=== WHAT TO DO ===
Select every line holding the word "Facilities" and copy it.

=== GIVEN INFORMATION ===
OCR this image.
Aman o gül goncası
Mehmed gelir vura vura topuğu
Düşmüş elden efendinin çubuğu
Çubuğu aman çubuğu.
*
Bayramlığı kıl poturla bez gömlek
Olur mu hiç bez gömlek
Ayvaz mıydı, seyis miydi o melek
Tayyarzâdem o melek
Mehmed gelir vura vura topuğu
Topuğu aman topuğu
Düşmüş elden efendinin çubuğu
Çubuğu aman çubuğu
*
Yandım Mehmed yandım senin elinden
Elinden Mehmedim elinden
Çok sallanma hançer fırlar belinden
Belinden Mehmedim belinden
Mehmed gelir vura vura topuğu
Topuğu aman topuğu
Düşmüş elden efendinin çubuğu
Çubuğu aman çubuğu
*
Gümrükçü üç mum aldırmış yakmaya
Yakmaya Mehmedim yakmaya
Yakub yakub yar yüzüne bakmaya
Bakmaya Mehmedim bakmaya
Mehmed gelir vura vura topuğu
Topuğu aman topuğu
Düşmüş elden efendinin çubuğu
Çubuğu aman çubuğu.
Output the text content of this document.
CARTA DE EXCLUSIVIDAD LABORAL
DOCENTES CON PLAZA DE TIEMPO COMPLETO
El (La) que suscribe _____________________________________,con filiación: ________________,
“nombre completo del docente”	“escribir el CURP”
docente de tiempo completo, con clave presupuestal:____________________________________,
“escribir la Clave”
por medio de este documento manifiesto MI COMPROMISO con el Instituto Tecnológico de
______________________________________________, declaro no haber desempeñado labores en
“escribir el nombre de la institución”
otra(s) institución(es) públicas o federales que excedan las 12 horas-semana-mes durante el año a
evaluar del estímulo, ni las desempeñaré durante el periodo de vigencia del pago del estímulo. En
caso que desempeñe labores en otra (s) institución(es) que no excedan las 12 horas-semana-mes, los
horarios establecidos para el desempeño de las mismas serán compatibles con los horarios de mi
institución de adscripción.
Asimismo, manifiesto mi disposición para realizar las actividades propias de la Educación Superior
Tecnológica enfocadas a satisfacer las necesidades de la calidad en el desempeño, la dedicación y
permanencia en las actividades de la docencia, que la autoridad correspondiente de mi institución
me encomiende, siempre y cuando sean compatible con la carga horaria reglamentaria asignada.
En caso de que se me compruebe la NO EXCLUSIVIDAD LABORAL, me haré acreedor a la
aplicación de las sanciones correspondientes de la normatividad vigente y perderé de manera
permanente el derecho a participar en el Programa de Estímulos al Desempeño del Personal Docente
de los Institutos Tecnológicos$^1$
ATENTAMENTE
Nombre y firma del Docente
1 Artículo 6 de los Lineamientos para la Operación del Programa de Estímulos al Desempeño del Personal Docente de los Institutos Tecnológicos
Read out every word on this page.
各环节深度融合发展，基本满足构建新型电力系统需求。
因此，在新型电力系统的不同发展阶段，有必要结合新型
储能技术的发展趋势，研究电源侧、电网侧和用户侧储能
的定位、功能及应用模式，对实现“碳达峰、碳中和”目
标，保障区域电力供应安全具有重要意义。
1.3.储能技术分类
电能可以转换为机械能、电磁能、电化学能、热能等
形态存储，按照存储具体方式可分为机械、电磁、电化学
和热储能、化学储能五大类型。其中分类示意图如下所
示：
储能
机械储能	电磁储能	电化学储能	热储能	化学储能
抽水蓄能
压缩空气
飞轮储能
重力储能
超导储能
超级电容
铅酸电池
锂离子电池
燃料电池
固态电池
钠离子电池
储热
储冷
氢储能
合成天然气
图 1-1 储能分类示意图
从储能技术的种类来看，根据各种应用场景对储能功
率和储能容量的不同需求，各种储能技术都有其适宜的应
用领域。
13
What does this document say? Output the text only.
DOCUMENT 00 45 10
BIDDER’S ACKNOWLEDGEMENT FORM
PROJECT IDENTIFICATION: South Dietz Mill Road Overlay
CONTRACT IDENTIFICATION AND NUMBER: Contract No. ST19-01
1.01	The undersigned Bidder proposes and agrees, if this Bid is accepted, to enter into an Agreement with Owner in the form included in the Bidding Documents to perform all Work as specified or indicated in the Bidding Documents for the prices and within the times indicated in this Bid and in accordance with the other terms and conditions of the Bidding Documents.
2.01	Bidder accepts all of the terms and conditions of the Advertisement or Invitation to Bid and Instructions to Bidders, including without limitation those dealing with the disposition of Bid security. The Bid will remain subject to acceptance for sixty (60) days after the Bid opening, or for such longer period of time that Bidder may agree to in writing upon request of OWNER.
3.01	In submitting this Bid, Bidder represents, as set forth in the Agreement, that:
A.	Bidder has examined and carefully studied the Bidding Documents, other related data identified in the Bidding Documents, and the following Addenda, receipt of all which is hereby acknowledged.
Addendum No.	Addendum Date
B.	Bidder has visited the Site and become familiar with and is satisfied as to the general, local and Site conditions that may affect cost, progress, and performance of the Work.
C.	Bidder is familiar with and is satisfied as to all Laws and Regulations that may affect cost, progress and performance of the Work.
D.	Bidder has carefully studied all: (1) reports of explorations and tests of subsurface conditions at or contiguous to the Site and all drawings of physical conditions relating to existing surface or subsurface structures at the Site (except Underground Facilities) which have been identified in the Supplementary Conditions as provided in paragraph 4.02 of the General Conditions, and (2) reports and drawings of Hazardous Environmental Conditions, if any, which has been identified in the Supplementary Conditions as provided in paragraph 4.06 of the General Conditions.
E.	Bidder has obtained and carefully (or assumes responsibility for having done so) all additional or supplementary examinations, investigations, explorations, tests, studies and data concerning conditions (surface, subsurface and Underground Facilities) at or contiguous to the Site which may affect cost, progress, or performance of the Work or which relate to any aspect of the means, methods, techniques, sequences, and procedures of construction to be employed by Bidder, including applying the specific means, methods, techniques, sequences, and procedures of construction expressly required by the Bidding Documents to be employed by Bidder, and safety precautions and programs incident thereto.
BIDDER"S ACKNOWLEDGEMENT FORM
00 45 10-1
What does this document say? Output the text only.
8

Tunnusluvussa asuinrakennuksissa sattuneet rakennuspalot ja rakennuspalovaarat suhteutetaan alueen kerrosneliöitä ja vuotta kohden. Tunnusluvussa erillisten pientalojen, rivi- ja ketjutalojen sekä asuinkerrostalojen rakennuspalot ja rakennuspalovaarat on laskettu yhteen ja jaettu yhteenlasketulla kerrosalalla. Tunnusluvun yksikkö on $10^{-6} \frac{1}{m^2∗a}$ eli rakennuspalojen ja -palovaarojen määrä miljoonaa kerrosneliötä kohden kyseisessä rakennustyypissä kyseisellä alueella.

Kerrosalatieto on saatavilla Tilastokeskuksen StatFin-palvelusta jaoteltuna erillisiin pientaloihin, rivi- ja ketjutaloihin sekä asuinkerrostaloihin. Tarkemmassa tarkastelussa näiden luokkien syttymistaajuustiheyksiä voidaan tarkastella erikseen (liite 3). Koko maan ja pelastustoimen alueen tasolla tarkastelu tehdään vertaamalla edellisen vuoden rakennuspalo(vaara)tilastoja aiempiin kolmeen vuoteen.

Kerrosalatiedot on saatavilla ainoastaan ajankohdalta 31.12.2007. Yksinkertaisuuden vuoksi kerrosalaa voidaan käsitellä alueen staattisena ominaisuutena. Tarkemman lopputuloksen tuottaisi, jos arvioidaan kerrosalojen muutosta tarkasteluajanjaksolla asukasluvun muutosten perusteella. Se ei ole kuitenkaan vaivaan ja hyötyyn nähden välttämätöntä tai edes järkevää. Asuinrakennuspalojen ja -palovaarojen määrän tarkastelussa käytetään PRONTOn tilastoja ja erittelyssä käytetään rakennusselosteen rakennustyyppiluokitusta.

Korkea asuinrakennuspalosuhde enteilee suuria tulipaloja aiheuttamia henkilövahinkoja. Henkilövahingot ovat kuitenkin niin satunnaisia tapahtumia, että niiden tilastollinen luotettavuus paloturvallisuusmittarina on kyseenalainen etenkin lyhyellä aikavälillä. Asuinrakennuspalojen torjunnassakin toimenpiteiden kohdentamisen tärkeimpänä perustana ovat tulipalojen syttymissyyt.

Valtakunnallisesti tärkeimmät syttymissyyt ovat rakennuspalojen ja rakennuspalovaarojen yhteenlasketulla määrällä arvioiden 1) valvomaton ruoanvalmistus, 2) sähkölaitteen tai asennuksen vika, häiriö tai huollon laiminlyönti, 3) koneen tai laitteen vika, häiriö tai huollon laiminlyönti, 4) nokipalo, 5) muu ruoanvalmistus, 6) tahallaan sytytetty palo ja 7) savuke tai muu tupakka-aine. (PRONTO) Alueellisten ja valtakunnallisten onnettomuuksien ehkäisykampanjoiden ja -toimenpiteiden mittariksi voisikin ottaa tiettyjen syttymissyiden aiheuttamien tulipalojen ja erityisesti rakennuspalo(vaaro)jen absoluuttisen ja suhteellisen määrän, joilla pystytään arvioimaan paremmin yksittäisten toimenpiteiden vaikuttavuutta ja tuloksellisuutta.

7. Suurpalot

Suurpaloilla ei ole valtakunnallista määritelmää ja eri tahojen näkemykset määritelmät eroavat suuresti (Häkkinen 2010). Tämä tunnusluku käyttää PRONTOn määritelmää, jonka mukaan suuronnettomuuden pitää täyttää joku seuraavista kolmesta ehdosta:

=== REPLY TO THE TASK ===
D.	Bidder has carefully studied all: (1) reports of explorations and tests of subsurface conditions at or contiguous to the Site and all drawings of physical conditions relating to existing surface or subsurface structures at the Site (except Underground Facilities) which have been identified in the Supplementary Conditions as provided in paragraph 4.02 of the General Conditions, and (2) reports and drawings of Hazardous Environmental Conditions, if any, which has been identified in the Supplementary Conditions as provided in paragraph 4.06 of the General Conditions.
E.	Bidder has obtained and carefully (or assumes responsibility for having done so) all additional or supplementary examinations, investigations, explorations, tests, studies and data concerning conditions (surface, subsurface and Underground Facilities) at or contiguous to the Site which may affect cost, progress, or performance of the Work or which relate to any aspect of the means, methods, techniques, sequences, and procedures of construction to be employed by Bidder, including applying the specific means, methods, techniques, sequences, and procedures of construction expressly required by the Bidding Documents to be employed by Bidder, and safety precautions and programs incident thereto.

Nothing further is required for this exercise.